> **Work to do**
All entries are to be quoted exactly; the images stay out of the copy.

> **Records**
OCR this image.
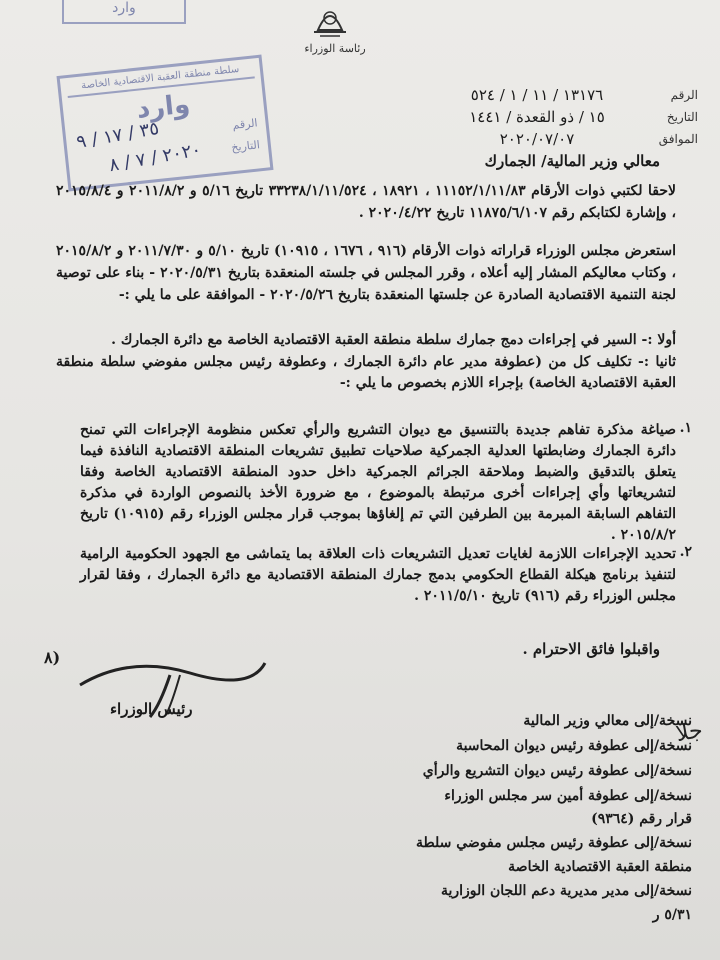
وارد
رئاسة الوزراء
الرقم
١٣١٧٦ / ١١ / ١ / ٥٢٤
التاريخ
١٥ / ذو القعدة / ١٤٤١
الموافق
٢٠٢٠/٠٧/٠٧
سلطة منطقة العقبة الاقتصادية الخاصة
وارد	الرقم
التاريخ
٣٥ / ١٧ / ٩
٢٠٢٠ / ٧ / ٨	معالي وزير المالية/ الجمارك
لاحقا لكتبي ذوات الأرقام ١١١٥٢/١/١١/٨٣ ، ١٨٩٢١ ، ٣٣٢٣٨/١/١١/٥٢٤ تاريخ ٥/١٦ و ٢٠١١/٨/٢ و ٢٠١٥/٨/٤ ، وإشارة لكتابكم رقم ١١٨٧٥/٦/١٠٧ تاريخ ٢٠٢٠/٤/٢٢ .
استعرض مجلس الوزراء قراراته ذوات الأرقام (٩١٦ ، ١٦٧٦ ، ١٠٩١٥) تاريخ ٥/١٠ و ٢٠١١/٧/٣٠ و ٢٠١٥/٨/٢ ، وكتاب معاليكم المشار إليه أعلاه ، وقرر المجلس في جلسته المنعقدة بتاريخ ٢٠٢٠/٥/٣١ - بناء على توصية لجنة التنمية الاقتصادية الصادرة عن جلستها المنعقدة بتاريخ ٢٠٢٠/٥/٢٦ - الموافقة على ما يلي :-
أولا :- السير في إجراءات دمج جمارك سلطة منطقة العقبة الاقتصادية الخاصة مع دائرة الجمارك .
ثانيا :- تكليف كل من (عطوفة مدير عام دائرة الجمارك ، وعطوفة رئيس مجلس مفوضي سلطة منطقة العقبة الاقتصادية الخاصة) بإجراء اللازم بخصوص ما يلي :-
١.
صياغة مذكرة تفاهم جديدة بالتنسيق مع ديوان التشريع والرأي تعكس منظومة الإجراءات التي تمنح دائرة الجمارك وضابطتها العدلية الجمركية صلاحيات تطبيق تشريعات المنطقة الاقتصادية النافذة فيما يتعلق بالتدقيق والضبط وملاحقة الجرائم الجمركية داخل حدود المنطقة الاقتصادية الخاصة وفقا لتشريعاتها وأي إجراءات أخرى مرتبطة بالموضوع ، مع ضرورة الأخذ بالنصوص الواردة في مذكرة التفاهم السابقة المبرمة بين الطرفين التي تم إلغاؤها بموجب قرار مجلس الوزراء رقم (١٠٩١٥) تاريخ ٢٠١٥/٨/٢ .
٢.
تحديد الإجراءات اللازمة لغايات تعديل التشريعات ذات العلاقة بما يتماشى مع الجهود الحكومية الرامية لتنفيذ برنامج هيكلة القطاع الحكومي بدمج جمارك المنطقة الاقتصادية مع دائرة الجمارك ، وفقا لقرار مجلس الوزراء رقم (٩١٦) تاريخ ٢٠١١/٥/١٠ .
واقبلوا فائق الاحترام .
(٨
رئيس الوزراء
جلا
نسخة/إلى معالي وزير المالية
نسخة/إلى عطوفة رئيس ديوان المحاسبة
نسخة/إلى عطوفة رئيس ديوان التشريع والرأي
نسخة/إلى عطوفة أمين سر مجلس الوزراء
قرار رقم (٩٣٦٤)
نسخة/إلى عطوفة رئيس مجلس مفوضي سلطة
منطقة العقبة الاقتصادية الخاصة
نسخة/إلى مدير مديرية دعم اللجان الوزارية
٥/٣١ ر
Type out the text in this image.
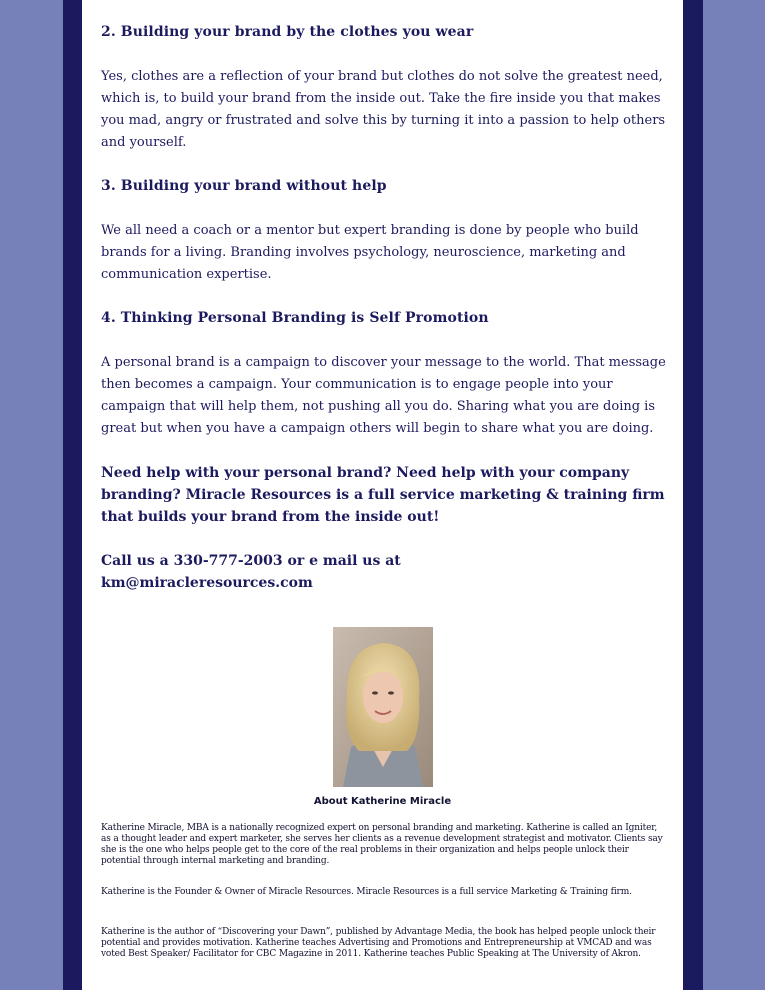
2. Building your brand by the clothes you wear

Yes, clothes are a reflection of your brand but clothes do not solve the greatest need, which is, to build your brand from the inside out. Take the fire inside you that makes you mad, angry or frustrated and solve this by turning it into a passion to help others and yourself.

3. Building your brand without help

We all need a coach or a mentor but expert branding is done by people who build brands for a living. Branding involves psychology, neuroscience, marketing and communication expertise.

4. Thinking Personal Branding is Self Promotion

A personal brand is a campaign to discover your message to the world. That message then becomes a campaign. Your communication is to engage people into your campaign that will help them, not pushing all you do. Sharing what you are doing is great but when you have a campaign others will begin to share what you are doing.

Need help with your personal brand? Need help with your company branding? Miracle Resources is a full service marketing & training firm that builds your brand from the inside out!

Call us a 330-777-2003 or e mail us at
km@miracleresources.com

About Katherine Miracle

Katherine Miracle, MBA is a nationally recognized expert on personal branding and marketing. Katherine is called an Igniter, as a thought leader and expert marketer, she serves her clients as a revenue development strategist and motivator. Clients say she is the one who helps people get to the core of the real problems in their organization and helps people unlock their potential through internal marketing and branding.

Katherine is the Founder & Owner of Miracle Resources. Miracle Resources is a full service Marketing & Training firm.

Katherine is the author of “Discovering your Dawn”, published by Advantage Media, the book has helped people unlock their potential and provides motivation. Katherine teaches Advertising and Promotions and Entrepreneurship at VMCAD and was voted Best Speaker/ Facilitator for CBC Magazine in 2011. Katherine teaches Public Speaking at The University of Akron.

> **Result**
OCR this image.
وارد
رئاسة الوزراء
الرقم
١٣١٧٦ / ١١ / ١ / ٥٢٤
التاريخ
١٥ / ذو القعدة / ١٤٤١
الموافق
٢٠٢٠/٠٧/٠٧
سلطة منطقة العقبة الاقتصادية الخاصة
وارد	الرقم
التاريخ
٣٥ / ١٧ / ٩
٢٠٢٠ / ٧ / ٨	معالي وزير المالية/ الجمارك
لاحقا لكتبي ذوات الأرقام ١١١٥٢/١/١١/٨٣ ، ١٨٩٢١ ، ٣٣٢٣٨/١/١١/٥٢٤ تاريخ ٥/١٦ و ٢٠١١/٨/٢ و ٢٠١٥/٨/٤ ، وإشارة لكتابكم رقم ١١٨٧٥/٦/١٠٧ تاريخ ٢٠٢٠/٤/٢٢ .
استعرض مجلس الوزراء قراراته ذوات الأرقام (٩١٦ ، ١٦٧٦ ، ١٠٩١٥) تاريخ ٥/١٠ و ٢٠١١/٧/٣٠ و ٢٠١٥/٨/٢ ، وكتاب معاليكم المشار إليه أعلاه ، وقرر المجلس في جلسته المنعقدة بتاريخ ٢٠٢٠/٥/٣١ - بناء على توصية لجنة التنمية الاقتصادية الصادرة عن جلستها المنعقدة بتاريخ ٢٠٢٠/٥/٢٦ - الموافقة على ما يلي :-
أولا :- السير في إجراءات دمج جمارك سلطة منطقة العقبة الاقتصادية الخاصة مع دائرة الجمارك .
ثانيا :- تكليف كل من (عطوفة مدير عام دائرة الجمارك ، وعطوفة رئيس مجلس مفوضي سلطة منطقة العقبة الاقتصادية الخاصة) بإجراء اللازم بخصوص ما يلي :-
١.
صياغة مذكرة تفاهم جديدة بالتنسيق مع ديوان التشريع والرأي تعكس منظومة الإجراءات التي تمنح دائرة الجمارك وضابطتها العدلية الجمركية صلاحيات تطبيق تشريعات المنطقة الاقتصادية النافذة فيما يتعلق بالتدقيق والضبط وملاحقة الجرائم الجمركية داخل حدود المنطقة الاقتصادية الخاصة وفقا لتشريعاتها وأي إجراءات أخرى مرتبطة بالموضوع ، مع ضرورة الأخذ بالنصوص الواردة في مذكرة التفاهم السابقة المبرمة بين الطرفين التي تم إلغاؤها بموجب قرار مجلس الوزراء رقم (١٠٩١٥) تاريخ ٢٠١٥/٨/٢ .
٢.
تحديد الإجراءات اللازمة لغايات تعديل التشريعات ذات العلاقة بما يتماشى مع الجهود الحكومية الرامية لتنفيذ برنامج هيكلة القطاع الحكومي بدمج جمارك المنطقة الاقتصادية مع دائرة الجمارك ، وفقا لقرار مجلس الوزراء رقم (٩١٦) تاريخ ٢٠١١/٥/١٠ .
واقبلوا فائق الاحترام .
(٨
رئيس الوزراء
جلا
نسخة/إلى معالي وزير المالية
نسخة/إلى عطوفة رئيس ديوان المحاسبة
نسخة/إلى عطوفة رئيس ديوان التشريع والرأي
نسخة/إلى عطوفة أمين سر مجلس الوزراء
قرار رقم (٩٣٦٤)
نسخة/إلى عطوفة رئيس مجلس مفوضي سلطة
منطقة العقبة الاقتصادية الخاصة
نسخة/إلى مدير مديرية دعم اللجان الوزارية
٥/٣١ ر
Type out the text in this image.
2. Building your brand by the clothes you wear

Yes, clothes are a reflection of your brand but clothes do not solve the greatest need, which is, to build your brand from the inside out. Take the fire inside you that makes you mad, angry or frustrated and solve this by turning it into a passion to help others and yourself.

3. Building your brand without help

We all need a coach or a mentor but expert branding is done by people who build brands for a living. Branding involves psychology, neuroscience, marketing and communication expertise.

4. Thinking Personal Branding is Self Promotion

A personal brand is a campaign to discover your message to the world. That message then becomes a campaign. Your communication is to engage people into your campaign that will help them, not pushing all you do. Sharing what you are doing is great but when you have a campaign others will begin to share what you are doing.

Need help with your personal brand? Need help with your company branding? Miracle Resources is a full service marketing & training firm that builds your brand from the inside out!

Call us a 330-777-2003 or e mail us at
km@miracleresources.com

About Katherine Miracle

Katherine Miracle, MBA is a nationally recognized expert on personal branding and marketing. Katherine is called an Igniter, as a thought leader and expert marketer, she serves her clients as a revenue development strategist and motivator. Clients say she is the one who helps people get to the core of the real problems in their organization and helps people unlock their potential through internal marketing and branding.

Katherine is the Founder & Owner of Miracle Resources. Miracle Resources is a full service Marketing & Training firm.

Katherine is the author of “Discovering your Dawn”, published by Advantage Media, the book has helped people unlock their potential and provides motivation. Katherine teaches Advertising and Promotions and Entrepreneurship at VMCAD and was voted Best Speaker/ Facilitator for CBC Magazine in 2011. Katherine teaches Public Speaking at The University of Akron.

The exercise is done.